## Given instruction
Quote the listing in full, exactly as given, minus any pictures.

[Extracted records]

****************

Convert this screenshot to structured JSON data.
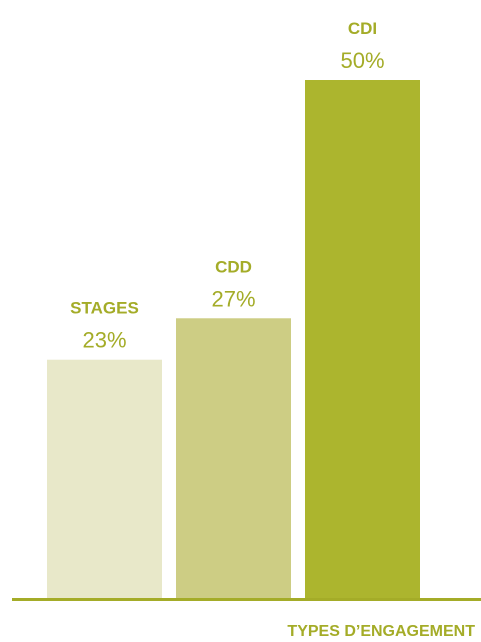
{
  "chart_data": {
    "type": "bar",
    "categories": [
      "STAGES",
      "CDD",
      "CDI"
    ],
    "values": [
      23,
      27,
      50
    ],
    "value_labels": [
      "23%",
      "27%",
      "50%"
    ],
    "bar_colors": [
      "#e8e8c9",
      "#cdcd84",
      "#acb52e"
    ],
    "label_color": "#a4ac28",
    "axis_color": "#a4ac28",
    "xlabel": "TYPES D’ENGAGEMENT",
    "ylabel": "",
    "ylim": [
      0,
      50
    ],
    "grid": false,
    "legend": "none"
  }
}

****************

## Answer to the problem
Convert this screenshot to structured JSON data.
{
  "chart_data": {
    "type": "bar",
    "categories": [
      "STAGES",
      "CDD",
      "CDI"
    ],
    "values": [
      23,
      27,
      50
    ],
    "value_labels": [
      "23%",
      "27%",
      "50%"
    ],
    "bar_colors": [
      "#e8e8c9",
      "#cdcd84",
      "#acb52e"
    ],
    "label_color": "#a4ac28",
    "axis_color": "#a4ac28",
    "xlabel": "TYPES D’ENGAGEMENT",
    "ylabel": "",
    "ylim": [
      0,
      50
    ],
    "grid": false,
    "legend": "none"
  }
}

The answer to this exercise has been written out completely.